Work to complete -> Reproduce the entries in full, with no changes.

+++ Source data

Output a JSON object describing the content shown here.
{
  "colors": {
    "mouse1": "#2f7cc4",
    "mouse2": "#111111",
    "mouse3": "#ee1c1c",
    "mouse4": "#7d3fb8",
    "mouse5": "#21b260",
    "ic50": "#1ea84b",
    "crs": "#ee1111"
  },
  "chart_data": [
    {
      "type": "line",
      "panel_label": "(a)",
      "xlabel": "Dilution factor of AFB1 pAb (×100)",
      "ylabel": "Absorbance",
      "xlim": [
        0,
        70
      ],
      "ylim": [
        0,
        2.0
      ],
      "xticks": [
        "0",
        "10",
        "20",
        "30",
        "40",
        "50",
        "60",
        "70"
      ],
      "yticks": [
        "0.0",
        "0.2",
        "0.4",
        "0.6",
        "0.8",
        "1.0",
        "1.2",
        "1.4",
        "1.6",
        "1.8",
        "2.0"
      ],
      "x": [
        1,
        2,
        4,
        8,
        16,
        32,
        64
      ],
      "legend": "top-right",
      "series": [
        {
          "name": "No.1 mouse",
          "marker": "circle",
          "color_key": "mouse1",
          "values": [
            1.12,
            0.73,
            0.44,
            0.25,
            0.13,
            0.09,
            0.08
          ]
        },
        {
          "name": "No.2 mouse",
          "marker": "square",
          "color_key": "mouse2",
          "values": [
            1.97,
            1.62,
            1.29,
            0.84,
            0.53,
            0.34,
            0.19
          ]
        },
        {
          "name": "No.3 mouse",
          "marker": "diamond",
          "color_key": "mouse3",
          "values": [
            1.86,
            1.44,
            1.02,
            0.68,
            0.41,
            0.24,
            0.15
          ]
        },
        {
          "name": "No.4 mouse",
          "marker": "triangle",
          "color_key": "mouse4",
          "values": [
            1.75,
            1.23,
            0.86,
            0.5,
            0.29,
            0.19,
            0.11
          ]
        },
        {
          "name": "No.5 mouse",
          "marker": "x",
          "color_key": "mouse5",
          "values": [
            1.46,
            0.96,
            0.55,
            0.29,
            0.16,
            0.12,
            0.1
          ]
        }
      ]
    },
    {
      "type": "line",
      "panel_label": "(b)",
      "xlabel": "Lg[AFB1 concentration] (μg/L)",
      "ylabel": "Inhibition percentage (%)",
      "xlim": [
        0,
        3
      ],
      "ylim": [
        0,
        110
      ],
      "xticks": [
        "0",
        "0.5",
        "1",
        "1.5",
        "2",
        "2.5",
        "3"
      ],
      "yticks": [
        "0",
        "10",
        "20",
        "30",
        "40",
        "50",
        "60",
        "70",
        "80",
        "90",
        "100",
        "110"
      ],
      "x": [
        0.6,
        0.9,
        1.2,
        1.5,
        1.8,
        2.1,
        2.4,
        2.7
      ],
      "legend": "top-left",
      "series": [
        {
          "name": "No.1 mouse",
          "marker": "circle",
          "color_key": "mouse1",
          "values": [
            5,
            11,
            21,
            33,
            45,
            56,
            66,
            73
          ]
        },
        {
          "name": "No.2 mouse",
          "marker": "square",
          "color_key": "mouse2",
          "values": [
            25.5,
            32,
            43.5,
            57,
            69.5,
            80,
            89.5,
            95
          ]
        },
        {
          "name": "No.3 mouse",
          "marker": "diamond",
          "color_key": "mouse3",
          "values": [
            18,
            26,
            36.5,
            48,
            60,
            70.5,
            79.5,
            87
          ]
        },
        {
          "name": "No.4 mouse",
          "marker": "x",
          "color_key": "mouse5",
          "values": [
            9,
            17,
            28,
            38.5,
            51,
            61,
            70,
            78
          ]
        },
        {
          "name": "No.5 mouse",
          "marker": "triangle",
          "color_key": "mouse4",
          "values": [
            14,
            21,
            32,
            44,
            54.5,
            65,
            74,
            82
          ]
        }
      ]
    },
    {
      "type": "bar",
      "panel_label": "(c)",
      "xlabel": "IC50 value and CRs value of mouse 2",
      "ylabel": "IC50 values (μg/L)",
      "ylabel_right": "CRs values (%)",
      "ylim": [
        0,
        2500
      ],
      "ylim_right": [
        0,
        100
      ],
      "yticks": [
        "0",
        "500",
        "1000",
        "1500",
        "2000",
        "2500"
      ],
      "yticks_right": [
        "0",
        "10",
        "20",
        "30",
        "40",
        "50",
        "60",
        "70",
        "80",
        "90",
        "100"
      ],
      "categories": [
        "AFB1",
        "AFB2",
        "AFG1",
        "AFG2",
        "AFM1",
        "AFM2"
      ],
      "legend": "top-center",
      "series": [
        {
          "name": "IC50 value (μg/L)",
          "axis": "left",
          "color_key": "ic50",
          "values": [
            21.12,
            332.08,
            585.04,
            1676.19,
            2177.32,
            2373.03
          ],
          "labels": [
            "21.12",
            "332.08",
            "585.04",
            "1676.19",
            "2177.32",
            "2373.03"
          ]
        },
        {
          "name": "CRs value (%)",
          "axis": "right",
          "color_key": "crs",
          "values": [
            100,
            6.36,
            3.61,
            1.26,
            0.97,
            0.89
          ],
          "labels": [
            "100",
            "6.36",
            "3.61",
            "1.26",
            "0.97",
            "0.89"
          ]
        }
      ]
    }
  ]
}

++++++

Solution to the exercise ->
Output a JSON object describing the content shown here.
{
  "colors": {
    "mouse1": "#2f7cc4",
    "mouse2": "#111111",
    "mouse3": "#ee1c1c",
    "mouse4": "#7d3fb8",
    "mouse5": "#21b260",
    "ic50": "#1ea84b",
    "crs": "#ee1111"
  },
  "chart_data": [
    {
      "type": "line",
      "panel_label": "(a)",
      "xlabel": "Dilution factor of AFB1 pAb (×100)",
      "ylabel": "Absorbance",
      "xlim": [
        0,
        70
      ],
      "ylim": [
        0,
        2.0
      ],
      "xticks": [
        "0",
        "10",
        "20",
        "30",
        "40",
        "50",
        "60",
        "70"
      ],
      "yticks": [
        "0.0",
        "0.2",
        "0.4",
        "0.6",
        "0.8",
        "1.0",
        "1.2",
        "1.4",
        "1.6",
        "1.8",
        "2.0"
      ],
      "x": [
        1,
        2,
        4,
        8,
        16,
        32,
        64
      ],
      "legend": "top-right",
      "series": [
        {
          "name": "No.1 mouse",
          "marker": "circle",
          "color_key": "mouse1",
          "values": [
            1.12,
            0.73,
            0.44,
            0.25,
            0.13,
            0.09,
            0.08
          ]
        },
        {
          "name": "No.2 mouse",
          "marker": "square",
          "color_key": "mouse2",
          "values": [
            1.97,
            1.62,
            1.29,
            0.84,
            0.53,
            0.34,
            0.19
          ]
        },
        {
          "name": "No.3 mouse",
          "marker": "diamond",
          "color_key": "mouse3",
          "values": [
            1.86,
            1.44,
            1.02,
            0.68,
            0.41,
            0.24,
            0.15
          ]
        },
        {
          "name": "No.4 mouse",
          "marker": "triangle",
          "color_key": "mouse4",
          "values": [
            1.75,
            1.23,
            0.86,
            0.5,
            0.29,
            0.19,
            0.11
          ]
        },
        {
          "name": "No.5 mouse",
          "marker": "x",
          "color_key": "mouse5",
          "values": [
            1.46,
            0.96,
            0.55,
            0.29,
            0.16,
            0.12,
            0.1
          ]
        }
      ]
    },
    {
      "type": "line",
      "panel_label": "(b)",
      "xlabel": "Lg[AFB1 concentration] (μg/L)",
      "ylabel": "Inhibition percentage (%)",
      "xlim": [
        0,
        3
      ],
      "ylim": [
        0,
        110
      ],
      "xticks": [
        "0",
        "0.5",
        "1",
        "1.5",
        "2",
        "2.5",
        "3"
      ],
      "yticks": [
        "0",
        "10",
        "20",
        "30",
        "40",
        "50",
        "60",
        "70",
        "80",
        "90",
        "100",
        "110"
      ],
      "x": [
        0.6,
        0.9,
        1.2,
        1.5,
        1.8,
        2.1,
        2.4,
        2.7
      ],
      "legend": "top-left",
      "series": [
        {
          "name": "No.1 mouse",
          "marker": "circle",
          "color_key": "mouse1",
          "values": [
            5,
            11,
            21,
            33,
            45,
            56,
            66,
            73
          ]
        },
        {
          "name": "No.2 mouse",
          "marker": "square",
          "color_key": "mouse2",
          "values": [
            25.5,
            32,
            43.5,
            57,
            69.5,
            80,
            89.5,
            95
          ]
        },
        {
          "name": "No.3 mouse",
          "marker": "diamond",
          "color_key": "mouse3",
          "values": [
            18,
            26,
            36.5,
            48,
            60,
            70.5,
            79.5,
            87
          ]
        },
        {
          "name": "No.4 mouse",
          "marker": "x",
          "color_key": "mouse5",
          "values": [
            9,
            17,
            28,
            38.5,
            51,
            61,
            70,
            78
          ]
        },
        {
          "name": "No.5 mouse",
          "marker": "triangle",
          "color_key": "mouse4",
          "values": [
            14,
            21,
            32,
            44,
            54.5,
            65,
            74,
            82
          ]
        }
      ]
    },
    {
      "type": "bar",
      "panel_label": "(c)",
      "xlabel": "IC50 value and CRs value of mouse 2",
      "ylabel": "IC50 values (μg/L)",
      "ylabel_right": "CRs values (%)",
      "ylim": [
        0,
        2500
      ],
      "ylim_right": [
        0,
        100
      ],
      "yticks": [
        "0",
        "500",
        "1000",
        "1500",
        "2000",
        "2500"
      ],
      "yticks_right": [
        "0",
        "10",
        "20",
        "30",
        "40",
        "50",
        "60",
        "70",
        "80",
        "90",
        "100"
      ],
      "categories": [
        "AFB1",
        "AFB2",
        "AFG1",
        "AFG2",
        "AFM1",
        "AFM2"
      ],
      "legend": "top-center",
      "series": [
        {
          "name": "IC50 value (μg/L)",
          "axis": "left",
          "color_key": "ic50",
          "values": [
            21.12,
            332.08,
            585.04,
            1676.19,
            2177.32,
            2373.03
          ],
          "labels": [
            "21.12",
            "332.08",
            "585.04",
            "1676.19",
            "2177.32",
            "2373.03"
          ]
        },
        {
          "name": "CRs value (%)",
          "axis": "right",
          "color_key": "crs",
          "values": [
            100,
            6.36,
            3.61,
            1.26,
            0.97,
            0.89
          ],
          "labels": [
            "100",
            "6.36",
            "3.61",
            "1.26",
            "0.97",
            "0.89"
          ]
        }
      ]
    }
  ]
}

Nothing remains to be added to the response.